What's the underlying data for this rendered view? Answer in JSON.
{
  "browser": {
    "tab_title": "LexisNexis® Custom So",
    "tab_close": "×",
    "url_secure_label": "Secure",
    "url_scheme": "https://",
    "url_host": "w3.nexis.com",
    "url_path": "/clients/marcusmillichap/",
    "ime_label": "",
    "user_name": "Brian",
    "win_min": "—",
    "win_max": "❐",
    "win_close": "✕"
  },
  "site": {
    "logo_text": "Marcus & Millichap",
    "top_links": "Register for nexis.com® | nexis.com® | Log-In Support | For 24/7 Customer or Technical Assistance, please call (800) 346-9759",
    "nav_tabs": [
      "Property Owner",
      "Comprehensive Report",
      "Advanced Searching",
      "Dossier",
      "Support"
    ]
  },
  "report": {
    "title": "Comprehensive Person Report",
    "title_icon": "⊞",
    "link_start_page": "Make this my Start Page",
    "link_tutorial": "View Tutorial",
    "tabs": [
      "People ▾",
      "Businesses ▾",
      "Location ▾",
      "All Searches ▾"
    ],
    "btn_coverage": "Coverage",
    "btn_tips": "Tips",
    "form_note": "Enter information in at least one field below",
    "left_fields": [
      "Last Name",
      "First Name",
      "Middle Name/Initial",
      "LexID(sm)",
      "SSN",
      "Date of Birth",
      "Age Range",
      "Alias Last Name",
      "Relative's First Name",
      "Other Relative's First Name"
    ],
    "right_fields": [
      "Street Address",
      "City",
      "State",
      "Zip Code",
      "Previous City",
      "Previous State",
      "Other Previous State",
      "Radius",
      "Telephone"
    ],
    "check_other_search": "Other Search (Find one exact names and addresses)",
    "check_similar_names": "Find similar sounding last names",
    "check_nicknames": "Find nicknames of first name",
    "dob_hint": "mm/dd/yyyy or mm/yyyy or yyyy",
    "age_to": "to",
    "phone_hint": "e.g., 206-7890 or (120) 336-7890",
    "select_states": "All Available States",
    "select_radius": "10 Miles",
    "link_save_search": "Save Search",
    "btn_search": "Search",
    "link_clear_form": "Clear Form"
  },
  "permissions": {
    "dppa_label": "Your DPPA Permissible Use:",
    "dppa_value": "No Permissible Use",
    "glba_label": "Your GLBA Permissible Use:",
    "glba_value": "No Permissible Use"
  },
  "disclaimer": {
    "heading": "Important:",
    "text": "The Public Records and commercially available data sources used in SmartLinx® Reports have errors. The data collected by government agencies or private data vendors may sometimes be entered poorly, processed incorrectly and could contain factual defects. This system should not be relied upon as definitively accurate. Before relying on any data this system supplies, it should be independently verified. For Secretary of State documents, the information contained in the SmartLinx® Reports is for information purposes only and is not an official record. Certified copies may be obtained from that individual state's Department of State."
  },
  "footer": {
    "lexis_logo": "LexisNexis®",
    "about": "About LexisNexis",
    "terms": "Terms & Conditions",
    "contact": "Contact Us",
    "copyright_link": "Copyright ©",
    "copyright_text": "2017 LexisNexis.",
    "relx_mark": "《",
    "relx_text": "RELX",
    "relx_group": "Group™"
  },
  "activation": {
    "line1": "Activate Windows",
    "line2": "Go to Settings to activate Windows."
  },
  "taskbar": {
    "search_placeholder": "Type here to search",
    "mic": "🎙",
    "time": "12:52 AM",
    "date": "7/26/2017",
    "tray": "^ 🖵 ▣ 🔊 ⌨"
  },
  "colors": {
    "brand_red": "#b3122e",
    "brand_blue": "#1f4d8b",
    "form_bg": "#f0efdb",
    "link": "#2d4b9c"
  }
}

=======

- TASK BRIEF:
From the records above, extract every line exactly as it stands.

- RESULT OF THIS EXERCISE:
What's the underlying data for this rendered view? Answer in JSON.
{
  "browser": {
    "tab_title": "LexisNexis® Custom So",
    "tab_close": "×",
    "url_secure_label": "Secure",
    "url_scheme": "https://",
    "url_host": "w3.nexis.com",
    "url_path": "/clients/marcusmillichap/",
    "ime_label": "",
    "user_name": "Brian",
    "win_min": "—",
    "win_max": "❐",
    "win_close": "✕"
  },
  "site": {
    "logo_text": "Marcus & Millichap",
    "top_links": "Register for nexis.com® | nexis.com® | Log-In Support | For 24/7 Customer or Technical Assistance, please call (800) 346-9759",
    "nav_tabs": [
      "Property Owner",
      "Comprehensive Report",
      "Advanced Searching",
      "Dossier",
      "Support"
    ]
  },
  "report": {
    "title": "Comprehensive Person Report",
    "title_icon": "⊞",
    "link_start_page": "Make this my Start Page",
    "link_tutorial": "View Tutorial",
    "tabs": [
      "People ▾",
      "Businesses ▾",
      "Location ▾",
      "All Searches ▾"
    ],
    "btn_coverage": "Coverage",
    "btn_tips": "Tips",
    "form_note": "Enter information in at least one field below",
    "left_fields": [
      "Last Name",
      "First Name",
      "Middle Name/Initial",
      "LexID(sm)",
      "SSN",
      "Date of Birth",
      "Age Range",
      "Alias Last Name",
      "Relative's First Name",
      "Other Relative's First Name"
    ],
    "right_fields": [
      "Street Address",
      "City",
      "State",
      "Zip Code",
      "Previous City",
      "Previous State",
      "Other Previous State",
      "Radius",
      "Telephone"
    ],
    "check_other_search": "Other Search (Find one exact names and addresses)",
    "check_similar_names": "Find similar sounding last names",
    "check_nicknames": "Find nicknames of first name",
    "dob_hint": "mm/dd/yyyy or mm/yyyy or yyyy",
    "age_to": "to",
    "phone_hint": "e.g., 206-7890 or (120) 336-7890",
    "select_states": "All Available States",
    "select_radius": "10 Miles",
    "link_save_search": "Save Search",
    "btn_search": "Search",
    "link_clear_form": "Clear Form"
  },
  "permissions": {
    "dppa_label": "Your DPPA Permissible Use:",
    "dppa_value": "No Permissible Use",
    "glba_label": "Your GLBA Permissible Use:",
    "glba_value": "No Permissible Use"
  },
  "disclaimer": {
    "heading": "Important:",
    "text": "The Public Records and commercially available data sources used in SmartLinx® Reports have errors. The data collected by government agencies or private data vendors may sometimes be entered poorly, processed incorrectly and could contain factual defects. This system should not be relied upon as definitively accurate. Before relying on any data this system supplies, it should be independently verified. For Secretary of State documents, the information contained in the SmartLinx® Reports is for information purposes only and is not an official record. Certified copies may be obtained from that individual state's Department of State."
  },
  "footer": {
    "lexis_logo": "LexisNexis®",
    "about": "About LexisNexis",
    "terms": "Terms & Conditions",
    "contact": "Contact Us",
    "copyright_link": "Copyright ©",
    "copyright_text": "2017 LexisNexis.",
    "relx_mark": "《",
    "relx_text": "RELX",
    "relx_group": "Group™"
  },
  "activation": {
    "line1": "Activate Windows",
    "line2": "Go to Settings to activate Windows."
  },
  "taskbar": {
    "search_placeholder": "Type here to search",
    "mic": "🎙",
    "time": "12:52 AM",
    "date": "7/26/2017",
    "tray": "^ 🖵 ▣ 🔊 ⌨"
  },
  "colors": {
    "brand_red": "#b3122e",
    "brand_blue": "#1f4d8b",
    "form_bg": "#f0efdb",
    "link": "#2d4b9c"
  }
}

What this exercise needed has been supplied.